■ WRITTEN TASK:
Present every line in which the string "from" appears.
─── AVAILABLE DATA
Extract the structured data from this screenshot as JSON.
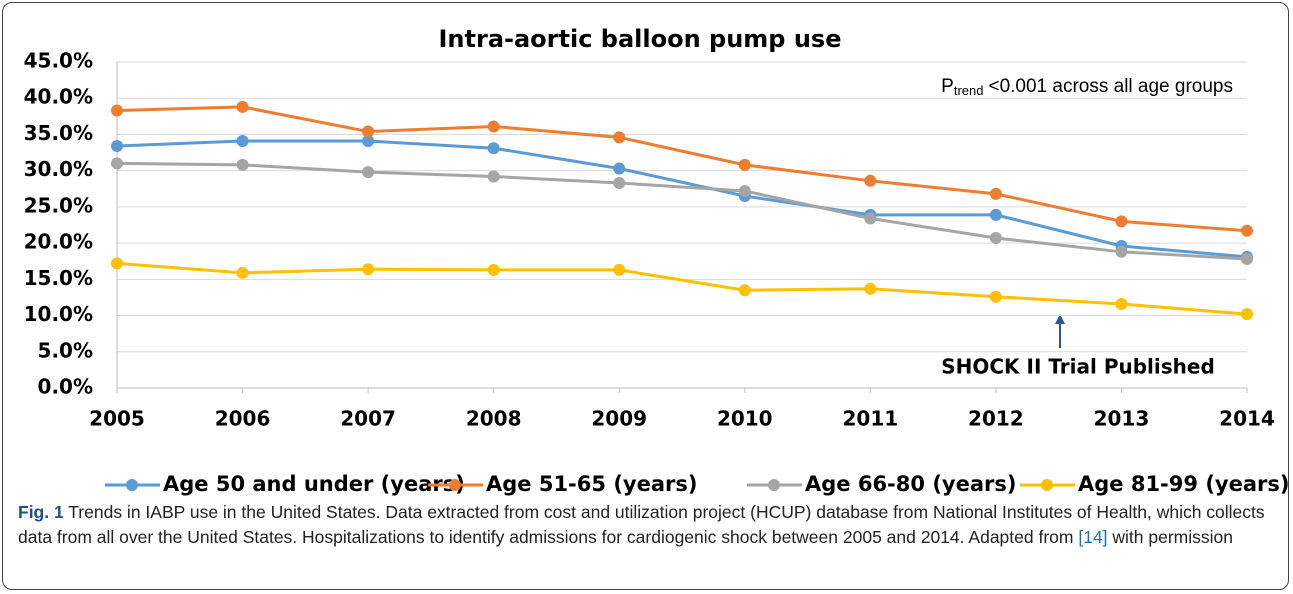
{
  "chart_data": {
    "type": "line",
    "title": "Intra-aortic balloon pump use",
    "annotation": {
      "main": "P",
      "sub": "trend",
      "rest": "<0.001 across all age groups"
    },
    "event_label": "SHOCK II Trial Published",
    "x": [
      2005,
      2006,
      2007,
      2008,
      2009,
      2010,
      2011,
      2012,
      2013,
      2014
    ],
    "xlim": [
      2005,
      2014
    ],
    "xticks": [
      2005,
      2006,
      2007,
      2008,
      2009,
      2010,
      2011,
      2012,
      2013,
      2014
    ],
    "ylim": [
      0,
      45
    ],
    "yticks": [
      {
        "value": 0,
        "label": "0.0%"
      },
      {
        "value": 5,
        "label": "5.0%"
      },
      {
        "value": 10,
        "label": "10.0%"
      },
      {
        "value": 15,
        "label": "15.0%"
      },
      {
        "value": 20,
        "label": "20.0%"
      },
      {
        "value": 25,
        "label": "25.0%"
      },
      {
        "value": 30,
        "label": "30.0%"
      },
      {
        "value": 35,
        "label": "35.0%"
      },
      {
        "value": 40,
        "label": "40.0%"
      },
      {
        "value": 45,
        "label": "45.0%"
      }
    ],
    "grid": true,
    "series": [
      {
        "name": "Age 50 and under (years)",
        "color": "#5b9bd5",
        "values": [
          33.4,
          34.1,
          34.1,
          33.1,
          30.3,
          26.5,
          23.9,
          23.9,
          19.6,
          18.1
        ]
      },
      {
        "name": "Age 51-65 (years)",
        "color": "#ed7d31",
        "values": [
          38.3,
          38.8,
          35.4,
          36.1,
          34.6,
          30.8,
          28.6,
          26.8,
          23.0,
          21.7
        ]
      },
      {
        "name": "Age 66-80 (years)",
        "color": "#a5a5a5",
        "values": [
          31.0,
          30.8,
          29.8,
          29.2,
          28.3,
          27.2,
          23.4,
          20.7,
          18.8,
          17.8
        ]
      },
      {
        "name": "Age 81-99 (years)",
        "color": "#ffc000",
        "values": [
          17.2,
          15.9,
          16.4,
          16.3,
          16.3,
          13.5,
          13.7,
          12.6,
          11.6,
          10.2
        ]
      }
    ]
  },
  "caption": {
    "label": "Fig. 1",
    "text": " Trends in IABP use in the United States. Data extracted from cost and utilization project (HCUP) database from National Institutes of Health, which collects data from all over the United States. Hospitalizations to identify admissions for cardiogenic shock between 2005 and 2014. Adapted from ",
    "ref": "[14]",
    "end": " with permission"
  }
}
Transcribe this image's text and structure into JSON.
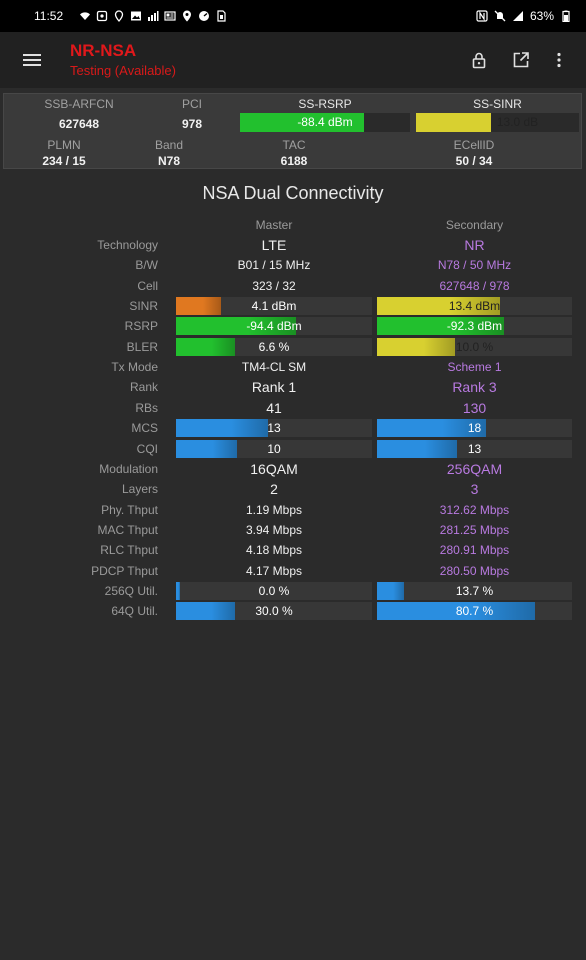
──────
■ WRITTEN RESPONSE:
Extract the structured data from this screenshot as JSON.
    "text": " Trends in IABP use in the United States. Data extracted from cost and utilization project (HCUP) database from National Institutes of Health, which collects data from all over the United States. Hospitalizations to identify admissions for cardiogenic shock between 2005 and 2014. Adapted from ",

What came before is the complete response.